-- EXERCISE AIM --
From the listing below, pick out each line with the word "dels".

======== INFORMATION GIVEN ========

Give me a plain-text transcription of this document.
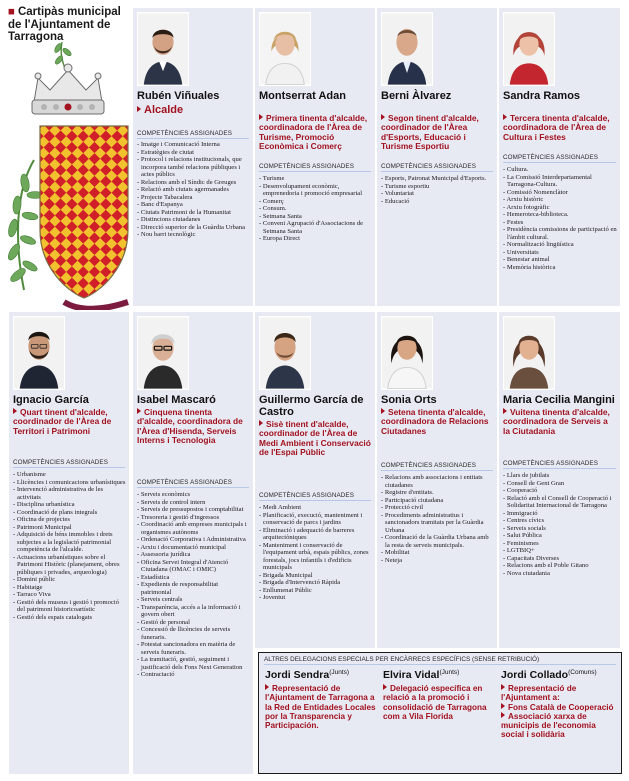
■ Cartipàs municipal de l'Ajuntament de Tarragona
Rubén Viñuales
Alcalde
COMPETÈNCIES ASSIGNADES
- Imatge i Comunicació Interna
- Estratègies de ciutat
- Protocol i relacions institucionals, que incorpora també relacions públiques i actes públics
- Relacions amb el Síndic de Greuges
- Relació amb ciutats agermanades
- Projecte Tabacalera
- Banc d'Espanya
- Ciutats Patrimoni de la Humanitat
- Distincions ciutadanes
- Direcció superior de la Guàrdia Urbana
- Nou barri tecnològic
Montserrat Adan
Primera tinenta d'alcalde, coordinadora de l'Àrea de Turisme, Promoció Econòmica i Comerç
COMPETÈNCIES ASSIGNADES
- Turisme
- Desenvolupament econòmic, emprenedoria i promoció empresarial
- Comerç
- Consum.
- Setmana Santa
- Conveni Agrupació d'Associacions de Setmana Santa
- Europa Direct
Berni Àlvarez
Segon tinent d'alcalde, coordinador de l'Àrea d'Esports, Educació i Turisme Esportiu
COMPETÈNCIES ASSIGNADES
- Esports, Patronat Municipal d'Esports.
- Turisme esportiu
- Voluntariat
- Educació
Sandra Ramos
Tercera tinenta d'alcalde, coordinadora de l'Àrea de Cultura i Festes
COMPETÈNCIES ASSIGNADES
- Cultura.
- La Comissió Interdepartamental Tarragona-Cultura.
- Comissió Nomenclàtor
- Arxiu històric
- Arxiu fotogràfic
- Hemeroteca-biblioteca.
- Festes
- Presidència comissions de participació en l'àmbit cultural.
- Normalització lingüística
- Universitats
- Benestar animal
- Memòria històrica
Ignacio García
Quart tinent d'alcalde, coordinador de l'Àrea de Territori i Patrimoni
COMPETÈNCIES ASSIGNADES
- Urbanisme
- Llicències i comunicacions urbanístiques
- Intervenció administrativa de les activitats
- Disciplina urbanística
- Coordinació de plans integrals
- Oficina de projectes
- Patrimoni Municipal
- Adquisició de béns immobles i drets subjectes a la legislació patrimonial competència de l'alcalde.
- Actuacions urbanístiques sobre el Patrimoni Històric (planejament, obres públiques i privades, arqueologia)
- Domini públic
- Habitatge
- Tarraco Viva
- Gestió dels museus i gestió i promoció del patrimoni historicoartístic
- Gestió dels espais catalogats
Isabel Mascaró
Cinquena tinenta d'alcalde, coordinadora de l'Àrea d'Hisenda, Serveis Interns i Tecnologia
COMPETÈNCIES ASSIGNADES
- Serveis econòmics
- Serveis de control intern
- Serveis de pressupostos i comptabilitat
- Tresoreria i gestió d'ingressos
- Coordinació amb empreses municipals i organismes autònoms
- Ordenació Corporativa i Administrativa
- Arxiu i documentació municipal
- Assessoria jurídica
- Oficina Servei Integral d'Atenció Ciutadana (OMAC i OMIC)
- Estadística
- Expedients de responsabilitat patrimonial
- Serveis centrals
- Transparència, accés a la informació i govern obert
- Gestió de personal
- Concessió de llicències de serveis funeraris.
- Potestat sancionadora en matèria de serveis funeraris.
- La tramitació, gestió, seguiment i justificació dels Fons Next Generation
- Contractació
Guillermo García de Castro
Sisè tinent d'alcalde, coordinador de l'Àrea de Medi Ambient i Conservació de l'Espai Públic
COMPETÈNCIES ASSIGNADES
- Medi Ambient
- Planificació, execució, manteniment i conservació de parcs i jardins
- Eliminació i adequació de barreres arquitectòniques
- Manteniment i conservació de l'equipament urbà, espais públics, zones forestals, jocs infantils i d'edificis municipals
- Brigada Municipal
- Brigada d'Intervenció Ràpida
- Enllumenat Públic
- Joventut
Sonia Orts
Setena tinenta d'alcalde, coordinadora de Relacions Ciutadanes
COMPETÈNCIES ASSIGNADES
- Relacions amb associacions i entitats ciutadanes
- Registre d'entitats.
- Participació ciutadana
- Protecció civil
- Procediments administratius i sancionadors tramitats per la Guàrdia Urbana
- Coordinació de la Guàrdia Urbana amb la resta de serveis municipals.
- Mobilitat
- Neteja
Maria Cecilia Mangini
Vuitena tinenta d'alcalde, coordinadora de Serveis a la Ciutadania
COMPETÈNCIES ASSIGNADES
- Llars de jubilats
- Consell de Gent Gran
- Cooperació
- Relació amb el Consell de Cooperació i Solidaritat Internacional de Tarragona
- Immigració
- Centres cívics
- Serveis socials
- Salut Pública
- Feminismes
- LGTBIQ+
- Capacitats Diverses
- Relacions amb el Poble Gitano
- Nova ciutadania
ALTRES DELEGACIONS ESPECIALS PER ENCÀRRECS ESPECÍFICS (SENSE RETRIBUCIÓ)
Jordi Sendra$^{(Junts)}$
Representació de l'Ajuntament de Tarragona a la Red de Entidades Locales por la Transparencia y Participación.
Elvira Vidal$^{(Junts)}$
Delegació específica en relació a la promoció i consolidació de Tarragona com a Vila Florida
Jordi Collado$^{(Comuns)}$
Representació de l'Ajuntament a:
Fons Català de Cooperació
Associació xarxa de municipis de l'economia social i solidària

========

-- EXERCISE RESPONSE --
- Gestió dels museus i gestió i promoció del patrimoni historicoartístic
- Gestió dels espais catalogats
- La tramitació, gestió, seguiment i justificació dels Fons Next Generation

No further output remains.